(WHAT THE TASK REQUIRES) Every record should be copied exactly, except that pictures are to be omitted.
- - - -
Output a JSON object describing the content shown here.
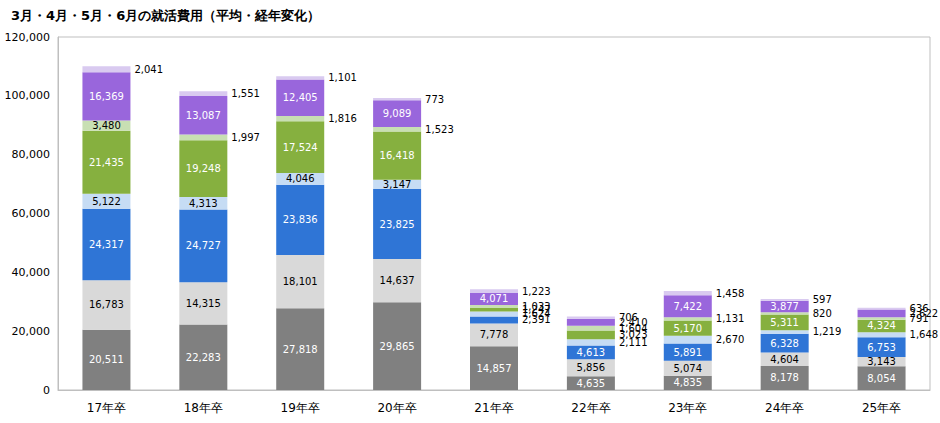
{
  "chart_data": {
    "type": "bar",
    "title": "3月・4月・5月・6月の就活費用（平均・経年変化）",
    "categories": [
      "17年卒",
      "18年卒",
      "19年卒",
      "20年卒",
      "21年卒",
      "22年卒",
      "23年卒",
      "24年卒",
      "25年卒"
    ],
    "stacked": true,
    "data_labels": true,
    "grid": false,
    "ylim": [
      0,
      120000
    ],
    "yticks": [
      {
        "value": 0,
        "label": "0"
      },
      {
        "value": 20000,
        "label": "20,000"
      },
      {
        "value": 40000,
        "label": "40,000"
      },
      {
        "value": 60000,
        "label": "60,000"
      },
      {
        "value": 80000,
        "label": "80,000"
      },
      {
        "value": 100000,
        "label": "100,000"
      },
      {
        "value": 120000,
        "label": "120,000"
      }
    ],
    "series": [
      {
        "color": "#808080",
        "values": [
          20511,
          22283,
          27818,
          29865,
          14857,
          4635,
          4835,
          8178,
          8054
        ],
        "value_labels": [
          "20,511",
          "22,283",
          "27,818",
          "29,865",
          "14,857",
          "4,635",
          "4,835",
          "8,178",
          "8,054"
        ]
      },
      {
        "color": "#d9d9d9",
        "values": [
          16783,
          14315,
          18101,
          14637,
          7778,
          5856,
          5074,
          4604,
          3143
        ],
        "value_labels": [
          "16,783",
          "14,315",
          "18,101",
          "14,637",
          "7,778",
          "5,856",
          "5,074",
          "4,604",
          "3,143"
        ]
      },
      {
        "color": "#2f75d6",
        "values": [
          24317,
          24727,
          23836,
          23825,
          2391,
          4613,
          5891,
          6328,
          6753
        ],
        "value_labels": [
          "24,317",
          "24,727",
          "23,836",
          "23,825",
          "2,391",
          "4,613",
          "5,891",
          "6,328",
          "6,753"
        ]
      },
      {
        "color": "#c6dcf4",
        "values": [
          5122,
          4313,
          4046,
          3147,
          1624,
          2111,
          2670,
          1219,
          1648
        ],
        "value_labels": [
          "5,122",
          "4,313",
          "4,046",
          "3,147",
          "1,624",
          "2,111",
          "2,670",
          "1,219",
          "1,648"
        ]
      },
      {
        "color": "#86b03f",
        "values": [
          21435,
          19248,
          17524,
          16418,
          1247,
          3023,
          5170,
          5311,
          4324
        ],
        "value_labels": [
          "21,435",
          "19,248",
          "17,524",
          "16,418",
          "1,247",
          "3,023",
          "5,170",
          "5,311",
          "4,324"
        ]
      },
      {
        "color": "#c8dfb3",
        "values": [
          3480,
          1997,
          1816,
          1523,
          1033,
          1604,
          1131,
          820,
          791
        ],
        "value_labels": [
          "3,480",
          "1,997",
          "1,816",
          "1,523",
          "1,033",
          "1,604",
          "1,131",
          "820",
          "791"
        ]
      },
      {
        "color": "#9966dc",
        "values": [
          16369,
          13087,
          12405,
          9089,
          4071,
          2410,
          7422,
          3877,
          2622
        ],
        "value_labels": [
          "16,369",
          "13,087",
          "12,405",
          "9,089",
          "4,071",
          "2,410",
          "7,422",
          "3,877",
          "2,622"
        ]
      },
      {
        "color": "#d9caf0",
        "values": [
          2041,
          1551,
          1101,
          773,
          1223,
          706,
          1458,
          597,
          636
        ],
        "value_labels": [
          "2,041",
          "1,551",
          "1,101",
          "773",
          "1,223",
          "706",
          "1,458",
          "597",
          "636"
        ]
      }
    ],
    "totals": {
      "values": [
        110058,
        101521,
        106647,
        99277,
        34224,
        24958,
        33651,
        30934,
        27971
      ],
      "value_labels": [
        "110,058",
        "101,521",
        "106,647",
        "99,277",
        "34,224",
        "24,958",
        "33,651",
        "30,934",
        "27,971"
      ]
    }
  }
}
- - - -
(RESPONSE)
Output a JSON object describing the content shown here.
{
  "chart_data": {
    "type": "bar",
    "title": "3月・4月・5月・6月の就活費用（平均・経年変化）",
    "categories": [
      "17年卒",
      "18年卒",
      "19年卒",
      "20年卒",
      "21年卒",
      "22年卒",
      "23年卒",
      "24年卒",
      "25年卒"
    ],
    "stacked": true,
    "data_labels": true,
    "grid": false,
    "ylim": [
      0,
      120000
    ],
    "yticks": [
      {
        "value": 0,
        "label": "0"
      },
      {
        "value": 20000,
        "label": "20,000"
      },
      {
        "value": 40000,
        "label": "40,000"
      },
      {
        "value": 60000,
        "label": "60,000"
      },
      {
        "value": 80000,
        "label": "80,000"
      },
      {
        "value": 100000,
        "label": "100,000"
      },
      {
        "value": 120000,
        "label": "120,000"
      }
    ],
    "series": [
      {
        "color": "#808080",
        "values": [
          20511,
          22283,
          27818,
          29865,
          14857,
          4635,
          4835,
          8178,
          8054
        ],
        "value_labels": [
          "20,511",
          "22,283",
          "27,818",
          "29,865",
          "14,857",
          "4,635",
          "4,835",
          "8,178",
          "8,054"
        ]
      },
      {
        "color": "#d9d9d9",
        "values": [
          16783,
          14315,
          18101,
          14637,
          7778,
          5856,
          5074,
          4604,
          3143
        ],
        "value_labels": [
          "16,783",
          "14,315",
          "18,101",
          "14,637",
          "7,778",
          "5,856",
          "5,074",
          "4,604",
          "3,143"
        ]
      },
      {
        "color": "#2f75d6",
        "values": [
          24317,
          24727,
          23836,
          23825,
          2391,
          4613,
          5891,
          6328,
          6753
        ],
        "value_labels": [
          "24,317",
          "24,727",
          "23,836",
          "23,825",
          "2,391",
          "4,613",
          "5,891",
          "6,328",
          "6,753"
        ]
      },
      {
        "color": "#c6dcf4",
        "values": [
          5122,
          4313,
          4046,
          3147,
          1624,
          2111,
          2670,
          1219,
          1648
        ],
        "value_labels": [
          "5,122",
          "4,313",
          "4,046",
          "3,147",
          "1,624",
          "2,111",
          "2,670",
          "1,219",
          "1,648"
        ]
      },
      {
        "color": "#86b03f",
        "values": [
          21435,
          19248,
          17524,
          16418,
          1247,
          3023,
          5170,
          5311,
          4324
        ],
        "value_labels": [
          "21,435",
          "19,248",
          "17,524",
          "16,418",
          "1,247",
          "3,023",
          "5,170",
          "5,311",
          "4,324"
        ]
      },
      {
        "color": "#c8dfb3",
        "values": [
          3480,
          1997,
          1816,
          1523,
          1033,
          1604,
          1131,
          820,
          791
        ],
        "value_labels": [
          "3,480",
          "1,997",
          "1,816",
          "1,523",
          "1,033",
          "1,604",
          "1,131",
          "820",
          "791"
        ]
      },
      {
        "color": "#9966dc",
        "values": [
          16369,
          13087,
          12405,
          9089,
          4071,
          2410,
          7422,
          3877,
          2622
        ],
        "value_labels": [
          "16,369",
          "13,087",
          "12,405",
          "9,089",
          "4,071",
          "2,410",
          "7,422",
          "3,877",
          "2,622"
        ]
      },
      {
        "color": "#d9caf0",
        "values": [
          2041,
          1551,
          1101,
          773,
          1223,
          706,
          1458,
          597,
          636
        ],
        "value_labels": [
          "2,041",
          "1,551",
          "1,101",
          "773",
          "1,223",
          "706",
          "1,458",
          "597",
          "636"
        ]
      }
    ],
    "totals": {
      "values": [
        110058,
        101521,
        106647,
        99277,
        34224,
        24958,
        33651,
        30934,
        27971
      ],
      "value_labels": [
        "110,058",
        "101,521",
        "106,647",
        "99,277",
        "34,224",
        "24,958",
        "33,651",
        "30,934",
        "27,971"
      ]
    }
  }
}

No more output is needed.